**Task details:** Below are entries to be transcribed exactly; exclude the pictures from the copy.

**Supplied information:**
┌────────

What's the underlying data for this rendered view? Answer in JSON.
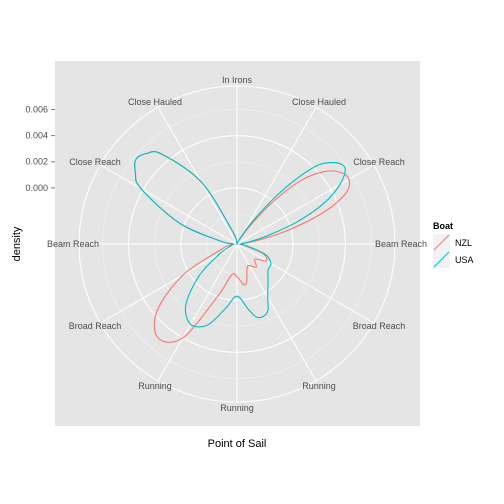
{
  "chart_data": {
    "type": "line",
    "coord": "polar",
    "title": "",
    "xlabel": "Point of Sail",
    "ylabel": "density",
    "ylim": [
      -0.0043,
      0.0078
    ],
    "yticks": [
      0.0,
      0.002,
      0.004,
      0.006
    ],
    "ytick_labels": [
      "0.000",
      "0.002",
      "0.004",
      "0.006"
    ],
    "radial_grid": [
      -0.004,
      0.0,
      0.004
    ],
    "angle_range_deg": [
      0,
      360
    ],
    "angle_labels": [
      {
        "angle": 0,
        "label": "In Irons"
      },
      {
        "angle": 30,
        "label": "Close Hauled"
      },
      {
        "angle": 60,
        "label": "Close Reach"
      },
      {
        "angle": 90,
        "label": "Beam Reach"
      },
      {
        "angle": 120,
        "label": "Broad Reach"
      },
      {
        "angle": 150,
        "label": "Running"
      },
      {
        "angle": 180,
        "label": "Running"
      },
      {
        "angle": 210,
        "label": "Running"
      },
      {
        "angle": 240,
        "label": "Broad Reach"
      },
      {
        "angle": 270,
        "label": "Beam Reach"
      },
      {
        "angle": 300,
        "label": "Close Reach"
      },
      {
        "angle": 330,
        "label": "Close Hauled"
      }
    ],
    "legend": {
      "title": "Boat",
      "position": "right"
    },
    "series": [
      {
        "name": "NZL",
        "color": "#F8766D",
        "x": [
          0,
          10,
          20,
          30,
          35,
          40,
          45,
          50,
          55,
          60,
          65,
          70,
          75,
          80,
          90,
          100,
          110,
          120,
          130,
          140,
          150,
          155,
          160,
          165,
          170,
          180,
          190,
          200,
          210,
          220,
          230,
          240,
          250,
          260,
          270,
          280,
          290,
          300,
          305,
          310,
          315,
          320,
          330,
          340,
          350,
          360
        ],
        "y": [
          -0.0043,
          -0.0043,
          -0.0042,
          -0.004,
          -0.0028,
          -0.0003,
          0.0025,
          0.0043,
          0.0053,
          0.0056,
          0.0049,
          0.0027,
          -0.0003,
          -0.0027,
          -0.004,
          -0.0038,
          -0.0022,
          -0.0017,
          -0.0025,
          -0.002,
          -0.0024,
          -0.0024,
          -0.0021,
          -0.0014,
          -0.0011,
          -0.0018,
          -0.0019,
          -0.0001,
          0.004,
          0.0051,
          0.0037,
          0.0005,
          -0.0029,
          -0.0037,
          -0.004,
          -0.003,
          0.0004,
          0.0042,
          0.0052,
          0.0058,
          0.0055,
          0.0047,
          0.0012,
          -0.0032,
          -0.0042,
          -0.0043
        ]
      },
      {
        "name": "USA",
        "color": "#00BFC4",
        "x": [
          0,
          10,
          20,
          30,
          35,
          40,
          45,
          50,
          55,
          60,
          65,
          70,
          75,
          80,
          90,
          100,
          110,
          120,
          130,
          140,
          150,
          155,
          160,
          165,
          170,
          180,
          190,
          200,
          210,
          220,
          230,
          240,
          250,
          260,
          270,
          280,
          290,
          300,
          305,
          310,
          315,
          320,
          330,
          340,
          350,
          360
        ],
        "y": [
          -0.0043,
          -0.0043,
          -0.0042,
          -0.0036,
          -0.002,
          0.0009,
          0.004,
          0.0054,
          0.0058,
          0.0048,
          0.003,
          0.0005,
          -0.002,
          -0.0033,
          -0.004,
          -0.0036,
          -0.002,
          -0.0013,
          -0.0012,
          -0.0006,
          0.0004,
          0.0013,
          0.0016,
          0.0015,
          0.0008,
          -0.0003,
          0.0007,
          0.0023,
          0.0028,
          0.0018,
          -0.0005,
          -0.0027,
          -0.0037,
          -0.0039,
          -0.004,
          -0.003,
          0.0004,
          0.0042,
          0.0052,
          0.0058,
          0.0055,
          0.0047,
          0.0012,
          -0.0032,
          -0.0042,
          -0.0043
        ]
      }
    ]
  }
}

└────────

**Correct answer:**
What's the underlying data for this rendered view? Answer in JSON.
{
  "chart_data": {
    "type": "line",
    "coord": "polar",
    "title": "",
    "xlabel": "Point of Sail",
    "ylabel": "density",
    "ylim": [
      -0.0043,
      0.0078
    ],
    "yticks": [
      0.0,
      0.002,
      0.004,
      0.006
    ],
    "ytick_labels": [
      "0.000",
      "0.002",
      "0.004",
      "0.006"
    ],
    "radial_grid": [
      -0.004,
      0.0,
      0.004
    ],
    "angle_range_deg": [
      0,
      360
    ],
    "angle_labels": [
      {
        "angle": 0,
        "label": "In Irons"
      },
      {
        "angle": 30,
        "label": "Close Hauled"
      },
      {
        "angle": 60,
        "label": "Close Reach"
      },
      {
        "angle": 90,
        "label": "Beam Reach"
      },
      {
        "angle": 120,
        "label": "Broad Reach"
      },
      {
        "angle": 150,
        "label": "Running"
      },
      {
        "angle": 180,
        "label": "Running"
      },
      {
        "angle": 210,
        "label": "Running"
      },
      {
        "angle": 240,
        "label": "Broad Reach"
      },
      {
        "angle": 270,
        "label": "Beam Reach"
      },
      {
        "angle": 300,
        "label": "Close Reach"
      },
      {
        "angle": 330,
        "label": "Close Hauled"
      }
    ],
    "legend": {
      "title": "Boat",
      "position": "right"
    },
    "series": [
      {
        "name": "NZL",
        "color": "#F8766D",
        "x": [
          0,
          10,
          20,
          30,
          35,
          40,
          45,
          50,
          55,
          60,
          65,
          70,
          75,
          80,
          90,
          100,
          110,
          120,
          130,
          140,
          150,
          155,
          160,
          165,
          170,
          180,
          190,
          200,
          210,
          220,
          230,
          240,
          250,
          260,
          270,
          280,
          290,
          300,
          305,
          310,
          315,
          320,
          330,
          340,
          350,
          360
        ],
        "y": [
          -0.0043,
          -0.0043,
          -0.0042,
          -0.004,
          -0.0028,
          -0.0003,
          0.0025,
          0.0043,
          0.0053,
          0.0056,
          0.0049,
          0.0027,
          -0.0003,
          -0.0027,
          -0.004,
          -0.0038,
          -0.0022,
          -0.0017,
          -0.0025,
          -0.002,
          -0.0024,
          -0.0024,
          -0.0021,
          -0.0014,
          -0.0011,
          -0.0018,
          -0.0019,
          -0.0001,
          0.004,
          0.0051,
          0.0037,
          0.0005,
          -0.0029,
          -0.0037,
          -0.004,
          -0.003,
          0.0004,
          0.0042,
          0.0052,
          0.0058,
          0.0055,
          0.0047,
          0.0012,
          -0.0032,
          -0.0042,
          -0.0043
        ]
      },
      {
        "name": "USA",
        "color": "#00BFC4",
        "x": [
          0,
          10,
          20,
          30,
          35,
          40,
          45,
          50,
          55,
          60,
          65,
          70,
          75,
          80,
          90,
          100,
          110,
          120,
          130,
          140,
          150,
          155,
          160,
          165,
          170,
          180,
          190,
          200,
          210,
          220,
          230,
          240,
          250,
          260,
          270,
          280,
          290,
          300,
          305,
          310,
          315,
          320,
          330,
          340,
          350,
          360
        ],
        "y": [
          -0.0043,
          -0.0043,
          -0.0042,
          -0.0036,
          -0.002,
          0.0009,
          0.004,
          0.0054,
          0.0058,
          0.0048,
          0.003,
          0.0005,
          -0.002,
          -0.0033,
          -0.004,
          -0.0036,
          -0.002,
          -0.0013,
          -0.0012,
          -0.0006,
          0.0004,
          0.0013,
          0.0016,
          0.0015,
          0.0008,
          -0.0003,
          0.0007,
          0.0023,
          0.0028,
          0.0018,
          -0.0005,
          -0.0027,
          -0.0037,
          -0.0039,
          -0.004,
          -0.003,
          0.0004,
          0.0042,
          0.0052,
          0.0058,
          0.0055,
          0.0047,
          0.0012,
          -0.0032,
          -0.0042,
          -0.0043
        ]
      }
    ]
  }
}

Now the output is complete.